- PROBLEM -
Only the number is wanted: count the lines that contain "ὑπογράφω".

(Records from a collection)
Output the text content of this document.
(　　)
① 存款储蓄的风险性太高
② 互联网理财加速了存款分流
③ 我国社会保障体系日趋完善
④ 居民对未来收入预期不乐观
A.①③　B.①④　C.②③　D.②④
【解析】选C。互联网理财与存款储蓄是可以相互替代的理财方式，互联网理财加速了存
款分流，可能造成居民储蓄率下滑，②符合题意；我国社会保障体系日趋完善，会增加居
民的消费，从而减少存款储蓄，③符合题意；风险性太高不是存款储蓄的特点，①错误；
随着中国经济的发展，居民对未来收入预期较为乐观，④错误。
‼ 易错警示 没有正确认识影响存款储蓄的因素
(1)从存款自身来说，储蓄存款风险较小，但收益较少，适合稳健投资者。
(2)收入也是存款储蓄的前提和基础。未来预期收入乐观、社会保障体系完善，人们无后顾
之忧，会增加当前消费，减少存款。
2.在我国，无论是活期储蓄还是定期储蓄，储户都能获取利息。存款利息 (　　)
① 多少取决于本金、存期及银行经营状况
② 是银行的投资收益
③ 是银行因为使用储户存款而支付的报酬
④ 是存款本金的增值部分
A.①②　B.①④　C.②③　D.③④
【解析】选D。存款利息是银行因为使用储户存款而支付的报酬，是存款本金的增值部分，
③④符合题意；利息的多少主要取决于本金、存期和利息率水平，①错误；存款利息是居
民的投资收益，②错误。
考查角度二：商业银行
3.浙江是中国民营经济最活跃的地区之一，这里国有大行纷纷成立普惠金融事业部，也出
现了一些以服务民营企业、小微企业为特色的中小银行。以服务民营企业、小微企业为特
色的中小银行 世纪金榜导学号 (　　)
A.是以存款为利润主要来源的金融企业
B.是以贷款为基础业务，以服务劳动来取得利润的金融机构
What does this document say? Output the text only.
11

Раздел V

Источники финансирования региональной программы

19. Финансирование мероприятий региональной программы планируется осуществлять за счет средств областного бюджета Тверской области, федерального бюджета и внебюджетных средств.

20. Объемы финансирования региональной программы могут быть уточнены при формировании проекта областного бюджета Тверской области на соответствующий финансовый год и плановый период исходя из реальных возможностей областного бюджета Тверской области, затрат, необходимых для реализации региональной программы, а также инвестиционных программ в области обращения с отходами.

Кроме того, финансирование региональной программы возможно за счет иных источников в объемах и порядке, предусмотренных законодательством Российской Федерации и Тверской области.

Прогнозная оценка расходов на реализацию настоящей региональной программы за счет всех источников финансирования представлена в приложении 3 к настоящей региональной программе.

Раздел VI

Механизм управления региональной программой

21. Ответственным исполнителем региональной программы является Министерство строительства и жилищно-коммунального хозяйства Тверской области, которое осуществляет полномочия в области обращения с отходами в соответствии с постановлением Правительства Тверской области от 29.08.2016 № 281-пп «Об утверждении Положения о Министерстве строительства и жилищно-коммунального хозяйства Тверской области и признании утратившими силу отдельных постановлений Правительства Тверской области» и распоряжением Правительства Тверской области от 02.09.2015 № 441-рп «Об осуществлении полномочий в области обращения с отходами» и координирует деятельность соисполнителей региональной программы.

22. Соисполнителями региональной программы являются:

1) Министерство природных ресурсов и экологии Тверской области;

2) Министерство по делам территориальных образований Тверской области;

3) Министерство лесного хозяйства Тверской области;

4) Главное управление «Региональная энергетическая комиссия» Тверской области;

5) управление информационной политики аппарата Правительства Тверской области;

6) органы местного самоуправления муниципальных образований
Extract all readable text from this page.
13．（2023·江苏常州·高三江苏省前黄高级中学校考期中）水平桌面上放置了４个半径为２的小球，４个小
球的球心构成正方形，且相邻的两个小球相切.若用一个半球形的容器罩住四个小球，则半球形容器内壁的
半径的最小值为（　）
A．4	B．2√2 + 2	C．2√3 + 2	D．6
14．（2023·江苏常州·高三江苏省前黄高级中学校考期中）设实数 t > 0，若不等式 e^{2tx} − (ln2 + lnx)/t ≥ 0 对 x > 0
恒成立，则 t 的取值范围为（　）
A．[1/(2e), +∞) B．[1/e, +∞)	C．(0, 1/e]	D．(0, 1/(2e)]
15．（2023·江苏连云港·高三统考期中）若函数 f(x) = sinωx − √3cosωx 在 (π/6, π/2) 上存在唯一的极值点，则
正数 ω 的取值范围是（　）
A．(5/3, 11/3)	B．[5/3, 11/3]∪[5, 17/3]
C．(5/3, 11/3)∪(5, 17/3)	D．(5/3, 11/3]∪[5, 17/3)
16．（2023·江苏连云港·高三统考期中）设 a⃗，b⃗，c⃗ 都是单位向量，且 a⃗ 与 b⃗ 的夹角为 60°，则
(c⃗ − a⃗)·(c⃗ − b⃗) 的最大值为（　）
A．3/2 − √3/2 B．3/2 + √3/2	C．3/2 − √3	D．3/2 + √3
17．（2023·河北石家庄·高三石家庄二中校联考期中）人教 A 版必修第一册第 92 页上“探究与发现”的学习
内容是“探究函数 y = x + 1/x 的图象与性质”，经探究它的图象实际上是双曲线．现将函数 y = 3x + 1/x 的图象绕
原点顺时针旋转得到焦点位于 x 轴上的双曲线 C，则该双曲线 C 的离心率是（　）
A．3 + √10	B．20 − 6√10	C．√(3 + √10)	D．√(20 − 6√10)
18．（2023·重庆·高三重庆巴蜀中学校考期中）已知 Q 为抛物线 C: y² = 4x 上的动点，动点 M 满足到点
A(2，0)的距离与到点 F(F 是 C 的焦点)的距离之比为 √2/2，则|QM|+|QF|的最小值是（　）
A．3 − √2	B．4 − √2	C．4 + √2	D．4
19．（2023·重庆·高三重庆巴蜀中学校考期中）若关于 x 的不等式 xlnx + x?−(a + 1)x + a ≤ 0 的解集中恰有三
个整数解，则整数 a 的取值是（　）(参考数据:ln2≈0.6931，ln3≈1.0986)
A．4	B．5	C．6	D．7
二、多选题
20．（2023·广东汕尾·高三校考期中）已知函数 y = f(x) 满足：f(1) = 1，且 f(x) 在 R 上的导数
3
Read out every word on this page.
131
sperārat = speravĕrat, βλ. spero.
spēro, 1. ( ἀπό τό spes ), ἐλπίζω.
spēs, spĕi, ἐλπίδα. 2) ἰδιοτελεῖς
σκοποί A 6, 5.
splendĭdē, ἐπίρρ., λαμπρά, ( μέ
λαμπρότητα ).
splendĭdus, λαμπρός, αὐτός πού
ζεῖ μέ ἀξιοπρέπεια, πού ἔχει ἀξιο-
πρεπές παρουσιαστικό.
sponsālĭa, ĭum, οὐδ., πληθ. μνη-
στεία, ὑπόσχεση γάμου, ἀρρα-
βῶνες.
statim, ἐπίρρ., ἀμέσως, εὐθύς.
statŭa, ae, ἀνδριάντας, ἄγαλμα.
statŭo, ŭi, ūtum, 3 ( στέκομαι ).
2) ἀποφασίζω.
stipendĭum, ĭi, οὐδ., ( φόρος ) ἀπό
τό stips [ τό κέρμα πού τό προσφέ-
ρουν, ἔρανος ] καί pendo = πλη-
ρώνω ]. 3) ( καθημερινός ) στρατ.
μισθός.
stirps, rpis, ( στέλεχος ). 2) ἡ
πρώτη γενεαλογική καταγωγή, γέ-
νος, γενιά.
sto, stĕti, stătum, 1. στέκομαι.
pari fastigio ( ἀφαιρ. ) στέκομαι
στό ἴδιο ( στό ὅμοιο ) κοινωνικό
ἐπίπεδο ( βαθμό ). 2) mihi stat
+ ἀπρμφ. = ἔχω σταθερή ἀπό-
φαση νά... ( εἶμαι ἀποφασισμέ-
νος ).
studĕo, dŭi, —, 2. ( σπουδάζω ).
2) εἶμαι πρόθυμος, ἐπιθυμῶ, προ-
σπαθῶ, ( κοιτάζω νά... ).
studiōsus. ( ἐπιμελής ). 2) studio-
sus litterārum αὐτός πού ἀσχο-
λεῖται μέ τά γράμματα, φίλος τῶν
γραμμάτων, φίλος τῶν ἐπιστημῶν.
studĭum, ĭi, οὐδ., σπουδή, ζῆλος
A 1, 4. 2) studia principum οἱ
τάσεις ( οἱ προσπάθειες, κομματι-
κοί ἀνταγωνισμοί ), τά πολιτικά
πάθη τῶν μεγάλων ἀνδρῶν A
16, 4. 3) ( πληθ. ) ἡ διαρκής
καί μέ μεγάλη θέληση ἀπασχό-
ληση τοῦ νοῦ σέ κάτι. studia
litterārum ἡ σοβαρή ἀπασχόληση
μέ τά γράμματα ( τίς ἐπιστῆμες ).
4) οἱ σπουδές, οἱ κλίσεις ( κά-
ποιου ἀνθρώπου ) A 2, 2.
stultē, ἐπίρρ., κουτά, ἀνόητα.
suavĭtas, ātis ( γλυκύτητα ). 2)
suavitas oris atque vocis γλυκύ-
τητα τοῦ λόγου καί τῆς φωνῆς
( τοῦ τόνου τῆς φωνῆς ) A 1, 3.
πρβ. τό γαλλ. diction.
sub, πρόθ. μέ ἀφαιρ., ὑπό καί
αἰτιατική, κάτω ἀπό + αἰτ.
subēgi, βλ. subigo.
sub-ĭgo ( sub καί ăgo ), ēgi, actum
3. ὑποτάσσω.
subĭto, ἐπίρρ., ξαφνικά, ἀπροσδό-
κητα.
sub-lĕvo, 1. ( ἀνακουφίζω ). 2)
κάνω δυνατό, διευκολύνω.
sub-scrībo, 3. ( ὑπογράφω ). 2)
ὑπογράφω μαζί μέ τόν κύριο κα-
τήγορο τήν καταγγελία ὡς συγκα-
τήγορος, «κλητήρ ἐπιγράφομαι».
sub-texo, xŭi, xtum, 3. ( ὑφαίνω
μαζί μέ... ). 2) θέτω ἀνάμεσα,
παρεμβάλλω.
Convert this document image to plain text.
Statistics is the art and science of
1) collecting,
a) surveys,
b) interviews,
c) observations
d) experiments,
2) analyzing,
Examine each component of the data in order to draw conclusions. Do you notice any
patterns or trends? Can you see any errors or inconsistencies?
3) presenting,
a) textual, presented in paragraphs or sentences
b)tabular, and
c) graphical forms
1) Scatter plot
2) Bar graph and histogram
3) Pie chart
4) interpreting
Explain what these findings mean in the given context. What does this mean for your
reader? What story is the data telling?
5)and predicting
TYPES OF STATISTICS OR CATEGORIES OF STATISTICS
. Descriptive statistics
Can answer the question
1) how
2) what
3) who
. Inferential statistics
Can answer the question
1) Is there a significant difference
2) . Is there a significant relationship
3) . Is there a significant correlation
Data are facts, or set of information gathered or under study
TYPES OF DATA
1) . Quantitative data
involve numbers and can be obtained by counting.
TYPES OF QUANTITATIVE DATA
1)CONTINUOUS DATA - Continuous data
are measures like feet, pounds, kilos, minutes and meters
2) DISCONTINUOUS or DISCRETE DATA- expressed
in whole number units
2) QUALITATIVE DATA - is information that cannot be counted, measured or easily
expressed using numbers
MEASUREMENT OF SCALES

- SOLUTION TO THIS PROBLEM -
2